#### Instructions to follow:
Exclude any images and output the remaining records exactly.

#### Entries with figure data:
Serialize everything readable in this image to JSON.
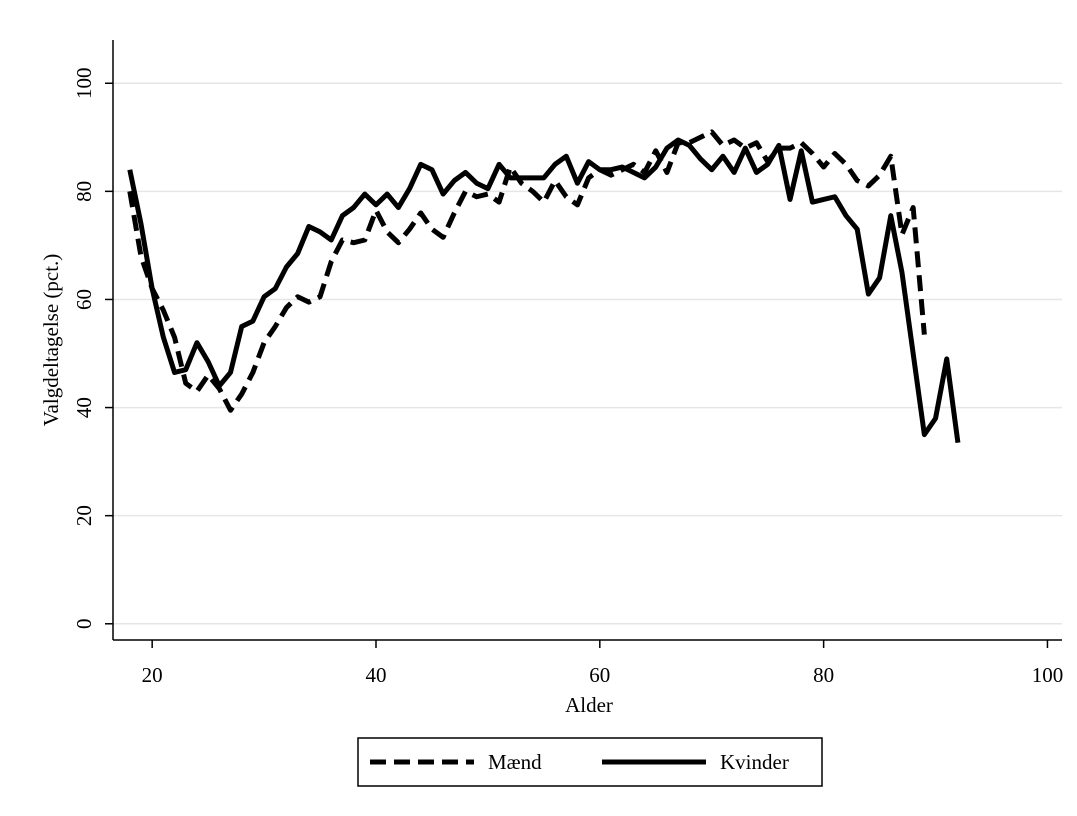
{
  "chart_data": {
    "type": "line",
    "x_label": "Alder",
    "y_label": "Valgdeltagelse (pct.)",
    "x": [
      18,
      19,
      20,
      21,
      22,
      23,
      24,
      25,
      26,
      27,
      28,
      29,
      30,
      31,
      32,
      33,
      34,
      35,
      36,
      37,
      38,
      39,
      40,
      41,
      42,
      43,
      44,
      45,
      46,
      47,
      48,
      49,
      50,
      51,
      52,
      53,
      54,
      55,
      56,
      57,
      58,
      59,
      60,
      61,
      62,
      63,
      64,
      65,
      66,
      67,
      68,
      69,
      70,
      71,
      72,
      73,
      74,
      75,
      76,
      77,
      78,
      79,
      80,
      81,
      82,
      83,
      84,
      85,
      86,
      87,
      88,
      89,
      90,
      91,
      92
    ],
    "series": [
      {
        "name": "Mænd",
        "color": "#000000",
        "dash": true,
        "values": [
          80,
          68,
          62,
          58,
          53,
          44.5,
          43,
          46,
          43.5,
          39.5,
          42.5,
          46.5,
          52,
          55,
          58.5,
          60.5,
          59.5,
          60.5,
          67,
          71,
          70.5,
          71,
          76.5,
          72.5,
          70.5,
          73,
          76,
          73,
          71.5,
          76,
          80,
          79,
          79.5,
          78,
          84.5,
          81.5,
          80,
          78,
          82,
          79,
          77.5,
          82.5,
          84,
          83,
          84,
          85,
          83.5,
          87.5,
          83.5,
          89,
          89,
          90,
          91,
          88.5,
          89.5,
          88,
          89,
          85.5,
          88,
          88,
          89,
          87,
          84.5,
          87,
          85,
          82,
          81,
          83,
          86.5,
          72,
          77,
          53.5,
          null,
          null,
          null
        ]
      },
      {
        "name": "Kvinder",
        "color": "#000000",
        "dash": false,
        "values": [
          84,
          74,
          62,
          53,
          46.5,
          47,
          52,
          48.5,
          44,
          46.5,
          55,
          56,
          60.5,
          62,
          66,
          68.5,
          73.5,
          72.5,
          71,
          75.5,
          77,
          79.5,
          77.5,
          79.5,
          77,
          80.5,
          85,
          84,
          79.5,
          82,
          83.5,
          81.5,
          80.5,
          85,
          82.5,
          82.5,
          82.5,
          82.5,
          85,
          86.5,
          81.5,
          85.5,
          84,
          84,
          84.5,
          83.5,
          82.5,
          84.5,
          88,
          89.5,
          88.5,
          86,
          84,
          86.5,
          83.5,
          88,
          83.5,
          85,
          88.5,
          78.5,
          87.5,
          78,
          78.5,
          79,
          75.5,
          73,
          61,
          64,
          75.5,
          65,
          50,
          35,
          38,
          49,
          33.5
        ]
      }
    ],
    "xlim": [
      16.5,
      101.3
    ],
    "ylim": [
      -3,
      108
    ],
    "xticks": [
      20,
      40,
      60,
      80,
      100
    ],
    "yticks": [
      0,
      20,
      40,
      60,
      80,
      100
    ],
    "grid": true,
    "legend": "bottom"
  }
}
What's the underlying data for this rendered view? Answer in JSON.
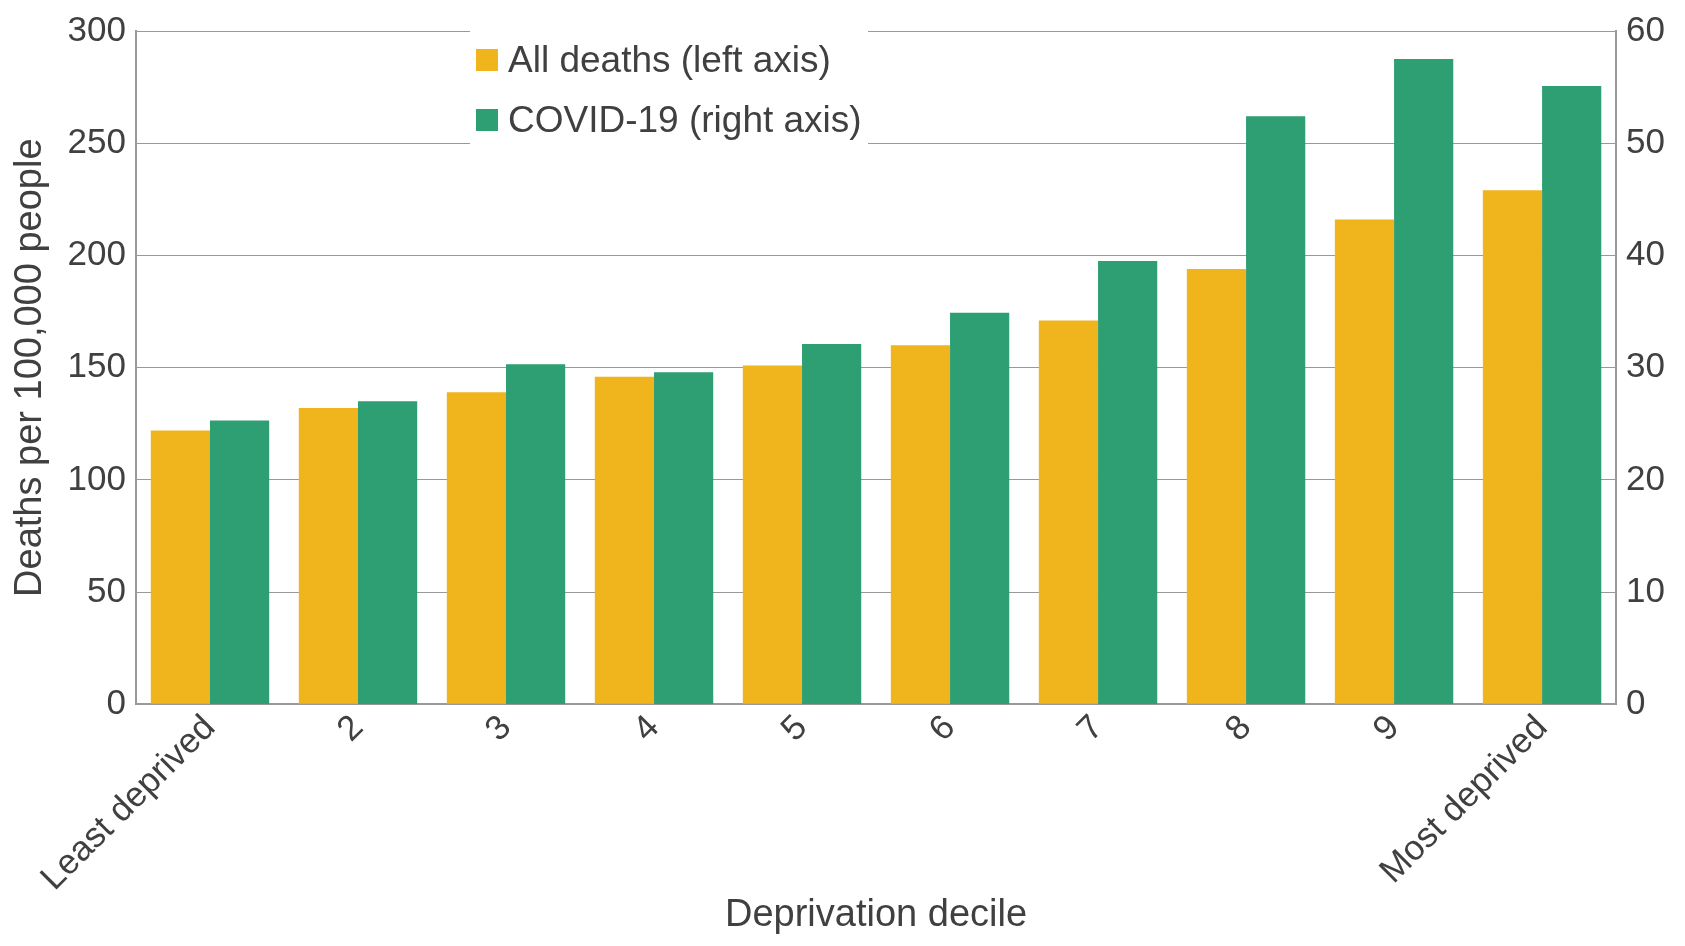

#### Problem solution:
Serialize everything readable in this image to JSON.
{
  "chart_data": {
    "type": "line",
    "x_label": "Alder",
    "y_label": "Valgdeltagelse (pct.)",
    "x": [
      18,
      19,
      20,
      21,
      22,
      23,
      24,
      25,
      26,
      27,
      28,
      29,
      30,
      31,
      32,
      33,
      34,
      35,
      36,
      37,
      38,
      39,
      40,
      41,
      42,
      43,
      44,
      45,
      46,
      47,
      48,
      49,
      50,
      51,
      52,
      53,
      54,
      55,
      56,
      57,
      58,
      59,
      60,
      61,
      62,
      63,
      64,
      65,
      66,
      67,
      68,
      69,
      70,
      71,
      72,
      73,
      74,
      75,
      76,
      77,
      78,
      79,
      80,
      81,
      82,
      83,
      84,
      85,
      86,
      87,
      88,
      89,
      90,
      91,
      92
    ],
    "series": [
      {
        "name": "Mænd",
        "color": "#000000",
        "dash": true,
        "values": [
          80,
          68,
          62,
          58,
          53,
          44.5,
          43,
          46,
          43.5,
          39.5,
          42.5,
          46.5,
          52,
          55,
          58.5,
          60.5,
          59.5,
          60.5,
          67,
          71,
          70.5,
          71,
          76.5,
          72.5,
          70.5,
          73,
          76,
          73,
          71.5,
          76,
          80,
          79,
          79.5,
          78,
          84.5,
          81.5,
          80,
          78,
          82,
          79,
          77.5,
          82.5,
          84,
          83,
          84,
          85,
          83.5,
          87.5,
          83.5,
          89,
          89,
          90,
          91,
          88.5,
          89.5,
          88,
          89,
          85.5,
          88,
          88,
          89,
          87,
          84.5,
          87,
          85,
          82,
          81,
          83,
          86.5,
          72,
          77,
          53.5,
          null,
          null,
          null
        ]
      },
      {
        "name": "Kvinder",
        "color": "#000000",
        "dash": false,
        "values": [
          84,
          74,
          62,
          53,
          46.5,
          47,
          52,
          48.5,
          44,
          46.5,
          55,
          56,
          60.5,
          62,
          66,
          68.5,
          73.5,
          72.5,
          71,
          75.5,
          77,
          79.5,
          77.5,
          79.5,
          77,
          80.5,
          85,
          84,
          79.5,
          82,
          83.5,
          81.5,
          80.5,
          85,
          82.5,
          82.5,
          82.5,
          82.5,
          85,
          86.5,
          81.5,
          85.5,
          84,
          84,
          84.5,
          83.5,
          82.5,
          84.5,
          88,
          89.5,
          88.5,
          86,
          84,
          86.5,
          83.5,
          88,
          83.5,
          85,
          88.5,
          78.5,
          87.5,
          78,
          78.5,
          79,
          75.5,
          73,
          61,
          64,
          75.5,
          65,
          50,
          35,
          38,
          49,
          33.5
        ]
      }
    ],
    "xlim": [
      16.5,
      101.3
    ],
    "ylim": [
      -3,
      108
    ],
    "xticks": [
      20,
      40,
      60,
      80,
      100
    ],
    "yticks": [
      0,
      20,
      40,
      60,
      80,
      100
    ],
    "grid": true,
    "legend": "bottom"
  }
}
What's the underlying data for this rendered view? Answer in JSON.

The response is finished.